■ **INPUT RECORDS**:
######

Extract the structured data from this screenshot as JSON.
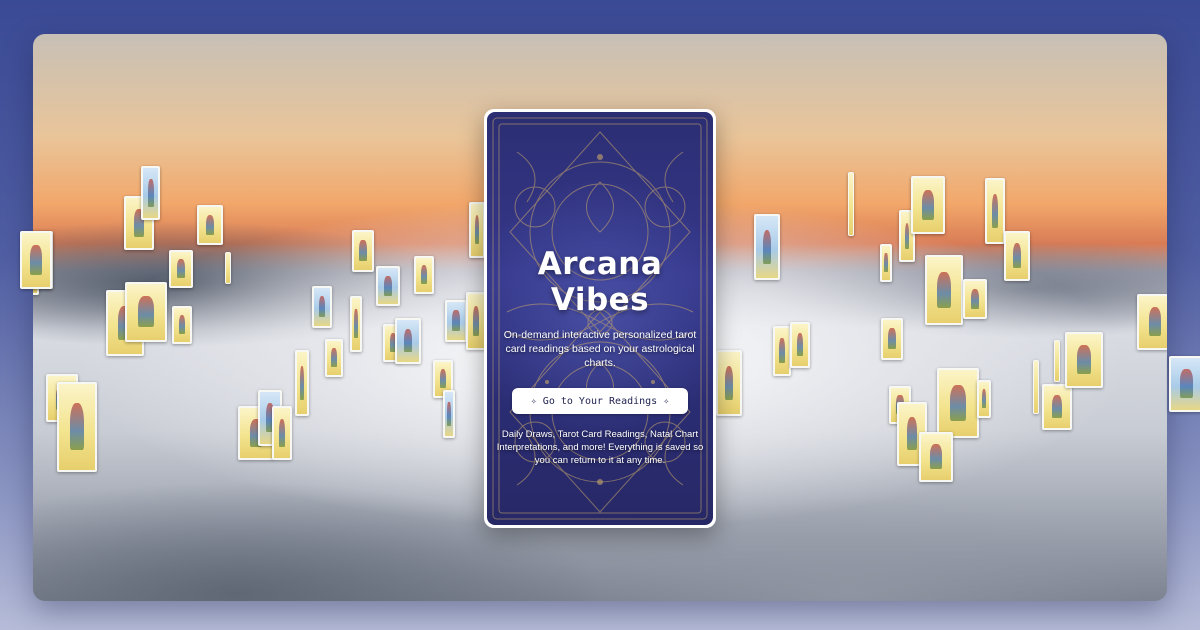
{
  "hero": {
    "title": "Arcana Vibes",
    "subtitle": "On-demand interactive personalized tarot card readings based on your astrological charts.",
    "cta_label": "Go to Your Readings",
    "cta_icon_left": "✧",
    "cta_icon_right": "✧",
    "description": "Daily Draws, Tarot Card Readings, Natal Chart Interpretations, and more! Everything is saved so you can return to it at any time."
  },
  "colors": {
    "page_background": "#3b4a95",
    "card_back": "#2c2e73",
    "card_ornament": "#c9a86a",
    "button_background": "#ffffff",
    "button_text": "#1e2150"
  },
  "background": {
    "scene": "sky-above-clouds-sunset",
    "decoration": "floating-tarot-cards"
  }
}
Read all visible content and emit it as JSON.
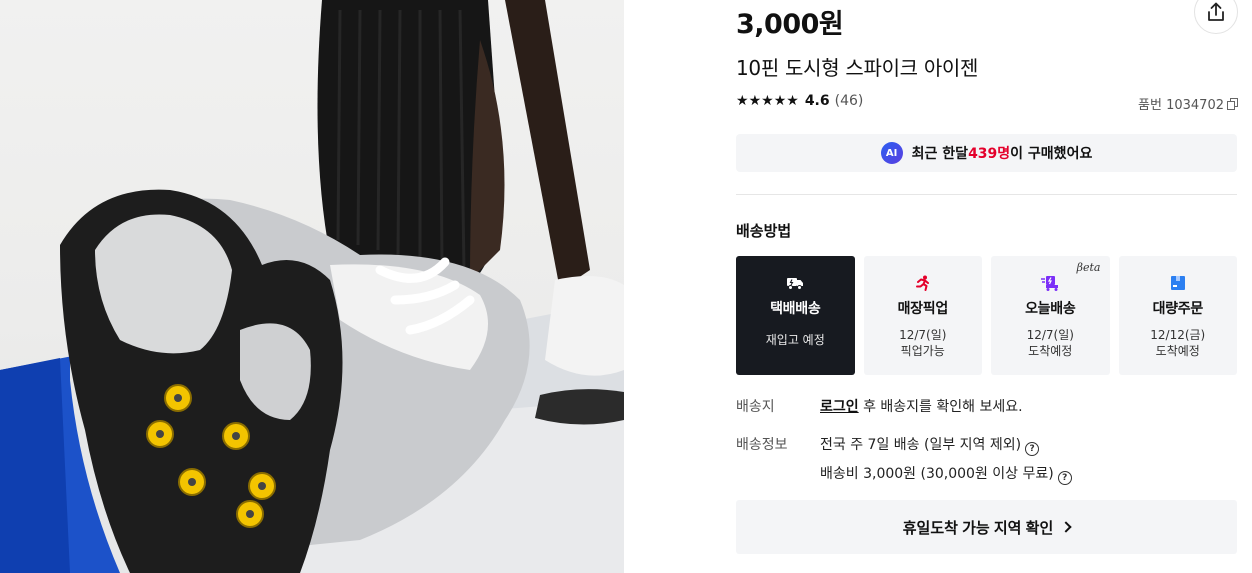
{
  "product": {
    "image_alt": "",
    "price": "3,000원",
    "title": "10핀 도시형 스파이크 아이젠",
    "rating": {
      "stars": [
        "★",
        "★",
        "★",
        "★",
        "★"
      ],
      "score": "4.6",
      "review_count": "(46)"
    },
    "sku_label": "품번 1034702"
  },
  "share": {
    "icon": "share-upload-icon"
  },
  "ai_banner": {
    "badge": "AI",
    "prefix": "최근 한달 ",
    "count": "439명",
    "suffix": "이 구매했어요",
    "highlight_color": "#e4002b"
  },
  "delivery": {
    "section_title": "배송방법",
    "methods": [
      {
        "label": "택배배송",
        "sub1": "재입고 예정",
        "sub2": "",
        "icon": "truck-icon",
        "icon_color": "#ffffff",
        "selected": true
      },
      {
        "label": "매장픽업",
        "sub1": "12/7(일)",
        "sub2": "픽업가능",
        "icon": "running-person-icon",
        "icon_color": "#e4002b",
        "selected": false
      },
      {
        "label": "오늘배송",
        "sub1": "12/7(일)",
        "sub2": "도착예정",
        "icon": "fast-delivery-icon",
        "icon_color": "#7b2ff7",
        "selected": false,
        "badge": "βeta"
      },
      {
        "label": "대량주문",
        "sub1": "12/12(금)",
        "sub2": "도착예정",
        "icon": "bulk-box-icon",
        "icon_color": "#2b7ff1",
        "selected": false
      }
    ],
    "address": {
      "label": "배송지",
      "login_link": "로그인",
      "text": " 후 배송지를 확인해 보세요."
    },
    "info": {
      "label": "배송정보",
      "line1": "전국 주 7일 배송 (일부 지역 제외)",
      "line2": "배송비 3,000원 (30,000원 이상 무료)"
    },
    "holiday_button": "휴일도착 가능 지역 확인"
  },
  "colors": {
    "accent_red": "#e4002b",
    "selected_bg": "#171a20",
    "card_bg": "#f4f5f7"
  }
}
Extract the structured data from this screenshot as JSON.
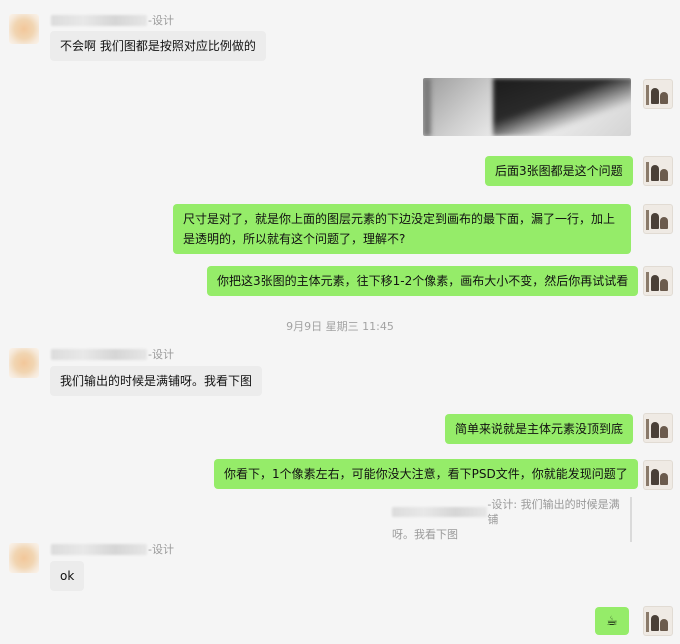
{
  "chat": {
    "sender_suffix": "-设计",
    "time_divider": "9月9日 星期三 11:45",
    "messages": {
      "m1": "不会啊 我们图都是按照对应比例做的",
      "m2": "后面3张图都是这个问题",
      "m3": "尺寸是对了，就是你上面的图层元素的下边没定到画布的最下面，漏了一行，加上是透明的，所以就有这个问题了，理解不?",
      "m4": "你把这3张图的主体元素，往下移1-2个像素，画布大小不变，然后你再试试看",
      "m5": "我们输出的时候是满铺呀。我看下图",
      "m6": "简单来说就是主体元素没顶到底",
      "m7": "你看下，1个像素左右，可能你没大注意，看下PSD文件，你就能发现问题了",
      "m8": "ok"
    },
    "quote": {
      "line1_suffix": "-设计: 我们输出的时候是满铺",
      "line2": "呀。我看下图"
    },
    "emoji": "☕"
  }
}
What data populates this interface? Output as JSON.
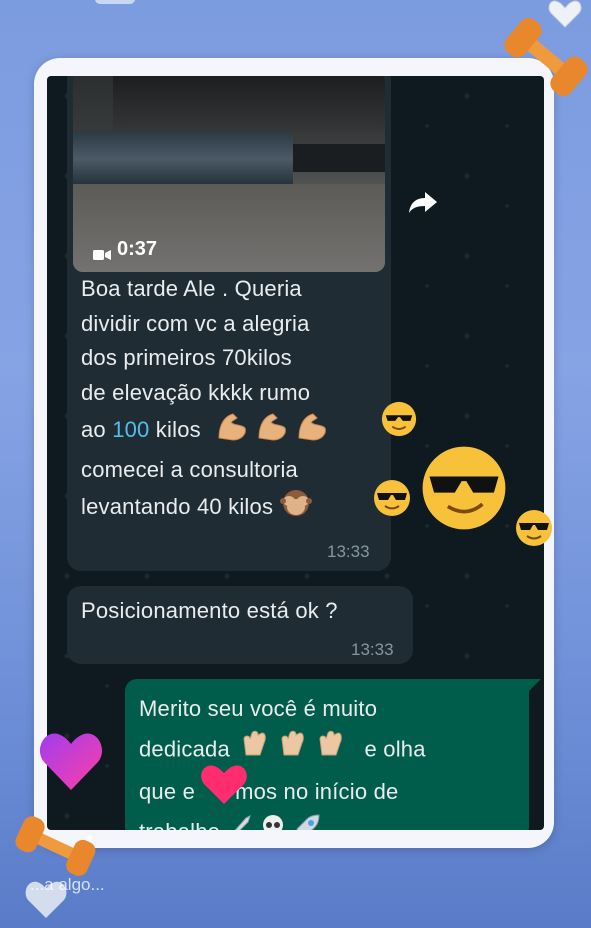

######

■ **TASK**:
Give all the entries again exactly, dropping each picture.

■ **FINISHED TASK**:
Extract the structured data from this screenshot as JSON.
{
  "hero": {
    "title": "Arcana Vibes",
    "subtitle": "On-demand interactive personalized tarot card readings based on your astrological charts.",
    "cta_label": "Go to Your Readings",
    "cta_icon_left": "✧",
    "cta_icon_right": "✧",
    "description": "Daily Draws, Tarot Card Readings, Natal Chart Interpretations, and more! Everything is saved so you can return to it at any time."
  },
  "colors": {
    "page_background": "#3b4a95",
    "card_back": "#2c2e73",
    "card_ornament": "#c9a86a",
    "button_background": "#ffffff",
    "button_text": "#1e2150"
  },
  "background": {
    "scene": "sky-above-clouds-sunset",
    "decoration": "floating-tarot-cards"
  }
}
Read all visible content and emit it as JSON.
{
  "product": {
    "image_alt": "",
    "price": "3,000원",
    "title": "10핀 도시형 스파이크 아이젠",
    "rating": {
      "stars": [
        "★",
        "★",
        "★",
        "★",
        "★"
      ],
      "score": "4.6",
      "review_count": "(46)"
    },
    "sku_label": "품번 1034702"
  },
  "share": {
    "icon": "share-upload-icon"
  },
  "ai_banner": {
    "badge": "AI",
    "prefix": "최근 한달 ",
    "count": "439명",
    "suffix": "이 구매했어요",
    "highlight_color": "#e4002b"
  },
  "delivery": {
    "section_title": "배송방법",
    "methods": [
      {
        "label": "택배배송",
        "sub1": "재입고 예정",
        "sub2": "",
        "icon": "truck-icon",
        "icon_color": "#ffffff",
        "selected": true
      },
      {
        "label": "매장픽업",
        "sub1": "12/7(일)",
        "sub2": "픽업가능",
        "icon": "running-person-icon",
        "icon_color": "#e4002b",
        "selected": false
      },
      {
        "label": "오늘배송",
        "sub1": "12/7(일)",
        "sub2": "도착예정",
        "icon": "fast-delivery-icon",
        "icon_color": "#7b2ff7",
        "selected": false,
        "badge": "βeta"
      },
      {
        "label": "대량주문",
        "sub1": "12/12(금)",
        "sub2": "도착예정",
        "icon": "bulk-box-icon",
        "icon_color": "#2b7ff1",
        "selected": false
      }
    ],
    "address": {
      "label": "배송지",
      "login_link": "로그인",
      "text": " 후 배송지를 확인해 보세요."
    },
    "info": {
      "label": "배송정보",
      "line1": "전국 주 7일 배송 (일부 지역 제외)",
      "line2": "배송비 3,000원 (30,000원 이상 무료)"
    },
    "holiday_button": "휴일도착 가능 지역 확인"
  },
  "colors": {
    "accent_red": "#e4002b",
    "selected_bg": "#171a20",
    "card_bg": "#f4f5f7"
  }
}
Extract the structured data from this screenshot as JSON.
{
  "chat": {
    "sender_suffix": "-设计",
    "time_divider": "9月9日 星期三 11:45",
    "messages": {
      "m1": "不会啊 我们图都是按照对应比例做的",
      "m2": "后面3张图都是这个问题",
      "m3": "尺寸是对了，就是你上面的图层元素的下边没定到画布的最下面，漏了一行，加上是透明的，所以就有这个问题了，理解不?",
      "m4": "你把这3张图的主体元素，往下移1-2个像素，画布大小不变，然后你再试试看",
      "m5": "我们输出的时候是满铺呀。我看下图",
      "m6": "简单来说就是主体元素没顶到底",
      "m7": "你看下，1个像素左右，可能你没大注意，看下PSD文件，你就能发现问题了",
      "m8": "ok"
    },
    "quote": {
      "line1_suffix": "-设计: 我们输出的时候是满铺",
      "line2": "呀。我看下图"
    },
    "emoji": "☕"
  }
}
What data populates this interface? Output as JSON.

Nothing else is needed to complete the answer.